Data for this exercise:
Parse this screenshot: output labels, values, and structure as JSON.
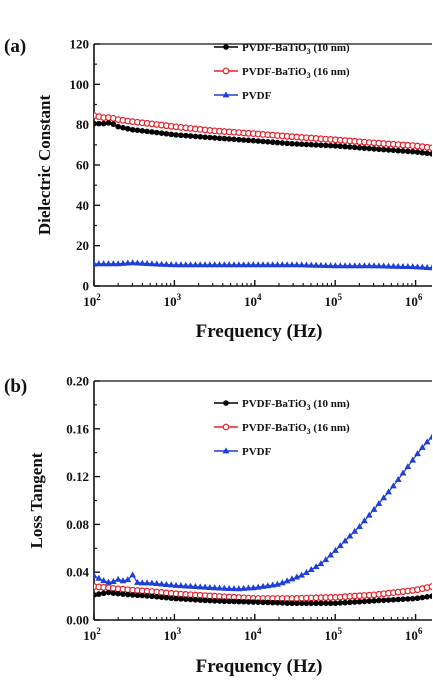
{
  "chart_data": [
    {
      "type": "line",
      "panel_label": "(a)",
      "xlabel": "Frequency (Hz)",
      "ylabel": "Dielectric Constant",
      "xscale": "log",
      "xlim": [
        100,
        1600000
      ],
      "ylim": [
        0,
        120
      ],
      "xticks": [
        {
          "base": "10",
          "exp": "2"
        },
        {
          "base": "10",
          "exp": "3"
        },
        {
          "base": "10",
          "exp": "4"
        },
        {
          "base": "10",
          "exp": "5"
        },
        {
          "base": "10",
          "exp": "6"
        }
      ],
      "yticks": [
        "0",
        "20",
        "40",
        "60",
        "80",
        "100",
        "120"
      ],
      "legend_position": "top-right",
      "series": [
        {
          "name": "PVDF-BaTiO",
          "name_sub": "3",
          "name_suffix": " (10 nm)",
          "color": "#000000",
          "marker": "filled-circle",
          "x": [
            100,
            130,
            160,
            200,
            300,
            500,
            1000,
            3000,
            10000,
            30000,
            100000,
            300000,
            1000000,
            1600000
          ],
          "y": [
            80.5,
            80.5,
            81,
            79,
            77.5,
            76.5,
            75,
            73.5,
            72,
            70.5,
            69.5,
            68,
            66.5,
            65.5
          ]
        },
        {
          "name": "PVDF-BaTiO",
          "name_sub": "3",
          "name_suffix": " (16 nm)",
          "color": "#e8202a",
          "marker": "open-circle",
          "x": [
            100,
            130,
            160,
            200,
            300,
            500,
            1000,
            3000,
            10000,
            30000,
            100000,
            300000,
            1000000,
            1600000
          ],
          "y": [
            84.5,
            83.5,
            83.5,
            82.5,
            81.5,
            80.5,
            79,
            77,
            75.5,
            74,
            72.5,
            71,
            69.5,
            68.5
          ]
        },
        {
          "name": "PVDF",
          "name_sub": "",
          "name_suffix": "",
          "color": "#1f3fd9",
          "marker": "filled-triangle",
          "x": [
            100,
            200,
            300,
            500,
            1000,
            3000,
            10000,
            30000,
            100000,
            300000,
            1000000,
            1600000
          ],
          "y": [
            11,
            11,
            11.5,
            11,
            10.5,
            10.5,
            10.5,
            10.5,
            10,
            10,
            9.5,
            9
          ]
        }
      ]
    },
    {
      "type": "line",
      "panel_label": "(b)",
      "xlabel": "Frequency (Hz)",
      "ylabel": "Loss Tangent",
      "xscale": "log",
      "xlim": [
        100,
        1600000
      ],
      "ylim": [
        0,
        0.2
      ],
      "xticks": [
        {
          "base": "10",
          "exp": "2"
        },
        {
          "base": "10",
          "exp": "3"
        },
        {
          "base": "10",
          "exp": "4"
        },
        {
          "base": "10",
          "exp": "5"
        },
        {
          "base": "10",
          "exp": "6"
        }
      ],
      "yticks": [
        "0.00",
        "0.04",
        "0.08",
        "0.12",
        "0.16",
        "0.20"
      ],
      "legend_position": "top-right",
      "series": [
        {
          "name": "PVDF-BaTiO",
          "name_sub": "3",
          "name_suffix": " (10 nm)",
          "color": "#000000",
          "marker": "filled-circle",
          "x": [
            100,
            150,
            200,
            300,
            500,
            1000,
            3000,
            10000,
            30000,
            100000,
            300000,
            1000000,
            1600000
          ],
          "y": [
            0.021,
            0.023,
            0.022,
            0.021,
            0.02,
            0.018,
            0.016,
            0.015,
            0.014,
            0.014,
            0.016,
            0.018,
            0.02
          ]
        },
        {
          "name": "PVDF-BaTiO",
          "name_sub": "3",
          "name_suffix": " (16 nm)",
          "color": "#e8202a",
          "marker": "open-circle",
          "x": [
            100,
            150,
            200,
            300,
            500,
            1000,
            3000,
            10000,
            30000,
            100000,
            300000,
            1000000,
            1600000
          ],
          "y": [
            0.028,
            0.027,
            0.026,
            0.025,
            0.024,
            0.022,
            0.02,
            0.018,
            0.018,
            0.019,
            0.021,
            0.025,
            0.028
          ]
        },
        {
          "name": "PVDF",
          "name_sub": "",
          "name_suffix": "",
          "color": "#1f3fd9",
          "marker": "filled-triangle",
          "x": [
            100,
            130,
            160,
            200,
            250,
            300,
            350,
            500,
            1000,
            3000,
            6000,
            10000,
            20000,
            40000,
            70000,
            100000,
            200000,
            300000,
            500000,
            700000,
            1000000,
            1300000,
            1600000
          ],
          "y": [
            0.037,
            0.033,
            0.031,
            0.034,
            0.032,
            0.038,
            0.031,
            0.031,
            0.029,
            0.027,
            0.026,
            0.027,
            0.03,
            0.038,
            0.048,
            0.058,
            0.078,
            0.092,
            0.11,
            0.123,
            0.137,
            0.147,
            0.153
          ]
        }
      ]
    }
  ]
}
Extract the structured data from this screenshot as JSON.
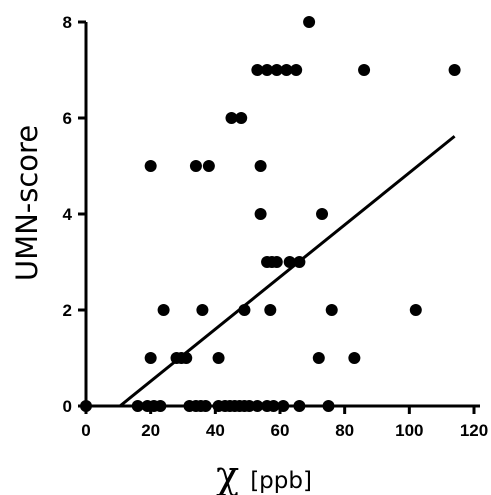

Instructions to follow: Repeat each record exactly as shown above, dropping all images.

Result of this exercise:
Parse this screenshot: output labels, values, and structure as JSON.
{
  "chart_data": [
    {
      "type": "line",
      "panel_label": "(a)",
      "xlabel": "Frequency (Hz)",
      "ylabel": "Dielectric Constant",
      "xscale": "log",
      "xlim": [
        100,
        1600000
      ],
      "ylim": [
        0,
        120
      ],
      "xticks": [
        {
          "base": "10",
          "exp": "2"
        },
        {
          "base": "10",
          "exp": "3"
        },
        {
          "base": "10",
          "exp": "4"
        },
        {
          "base": "10",
          "exp": "5"
        },
        {
          "base": "10",
          "exp": "6"
        }
      ],
      "yticks": [
        "0",
        "20",
        "40",
        "60",
        "80",
        "100",
        "120"
      ],
      "legend_position": "top-right",
      "series": [
        {
          "name": "PVDF-BaTiO",
          "name_sub": "3",
          "name_suffix": " (10 nm)",
          "color": "#000000",
          "marker": "filled-circle",
          "x": [
            100,
            130,
            160,
            200,
            300,
            500,
            1000,
            3000,
            10000,
            30000,
            100000,
            300000,
            1000000,
            1600000
          ],
          "y": [
            80.5,
            80.5,
            81,
            79,
            77.5,
            76.5,
            75,
            73.5,
            72,
            70.5,
            69.5,
            68,
            66.5,
            65.5
          ]
        },
        {
          "name": "PVDF-BaTiO",
          "name_sub": "3",
          "name_suffix": " (16 nm)",
          "color": "#e8202a",
          "marker": "open-circle",
          "x": [
            100,
            130,
            160,
            200,
            300,
            500,
            1000,
            3000,
            10000,
            30000,
            100000,
            300000,
            1000000,
            1600000
          ],
          "y": [
            84.5,
            83.5,
            83.5,
            82.5,
            81.5,
            80.5,
            79,
            77,
            75.5,
            74,
            72.5,
            71,
            69.5,
            68.5
          ]
        },
        {
          "name": "PVDF",
          "name_sub": "",
          "name_suffix": "",
          "color": "#1f3fd9",
          "marker": "filled-triangle",
          "x": [
            100,
            200,
            300,
            500,
            1000,
            3000,
            10000,
            30000,
            100000,
            300000,
            1000000,
            1600000
          ],
          "y": [
            11,
            11,
            11.5,
            11,
            10.5,
            10.5,
            10.5,
            10.5,
            10,
            10,
            9.5,
            9
          ]
        }
      ]
    },
    {
      "type": "line",
      "panel_label": "(b)",
      "xlabel": "Frequency (Hz)",
      "ylabel": "Loss Tangent",
      "xscale": "log",
      "xlim": [
        100,
        1600000
      ],
      "ylim": [
        0,
        0.2
      ],
      "xticks": [
        {
          "base": "10",
          "exp": "2"
        },
        {
          "base": "10",
          "exp": "3"
        },
        {
          "base": "10",
          "exp": "4"
        },
        {
          "base": "10",
          "exp": "5"
        },
        {
          "base": "10",
          "exp": "6"
        }
      ],
      "yticks": [
        "0.00",
        "0.04",
        "0.08",
        "0.12",
        "0.16",
        "0.20"
      ],
      "legend_position": "top-right",
      "series": [
        {
          "name": "PVDF-BaTiO",
          "name_sub": "3",
          "name_suffix": " (10 nm)",
          "color": "#000000",
          "marker": "filled-circle",
          "x": [
            100,
            150,
            200,
            300,
            500,
            1000,
            3000,
            10000,
            30000,
            100000,
            300000,
            1000000,
            1600000
          ],
          "y": [
            0.021,
            0.023,
            0.022,
            0.021,
            0.02,
            0.018,
            0.016,
            0.015,
            0.014,
            0.014,
            0.016,
            0.018,
            0.02
          ]
        },
        {
          "name": "PVDF-BaTiO",
          "name_sub": "3",
          "name_suffix": " (16 nm)",
          "color": "#e8202a",
          "marker": "open-circle",
          "x": [
            100,
            150,
            200,
            300,
            500,
            1000,
            3000,
            10000,
            30000,
            100000,
            300000,
            1000000,
            1600000
          ],
          "y": [
            0.028,
            0.027,
            0.026,
            0.025,
            0.024,
            0.022,
            0.02,
            0.018,
            0.018,
            0.019,
            0.021,
            0.025,
            0.028
          ]
        },
        {
          "name": "PVDF",
          "name_sub": "",
          "name_suffix": "",
          "color": "#1f3fd9",
          "marker": "filled-triangle",
          "x": [
            100,
            130,
            160,
            200,
            250,
            300,
            350,
            500,
            1000,
            3000,
            6000,
            10000,
            20000,
            40000,
            70000,
            100000,
            200000,
            300000,
            500000,
            700000,
            1000000,
            1300000,
            1600000
          ],
          "y": [
            0.037,
            0.033,
            0.031,
            0.034,
            0.032,
            0.038,
            0.031,
            0.031,
            0.029,
            0.027,
            0.026,
            0.027,
            0.03,
            0.038,
            0.048,
            0.058,
            0.078,
            0.092,
            0.11,
            0.123,
            0.137,
            0.147,
            0.153
          ]
        }
      ]
    }
  ]
}
Extract the structured data from this screenshot as JSON.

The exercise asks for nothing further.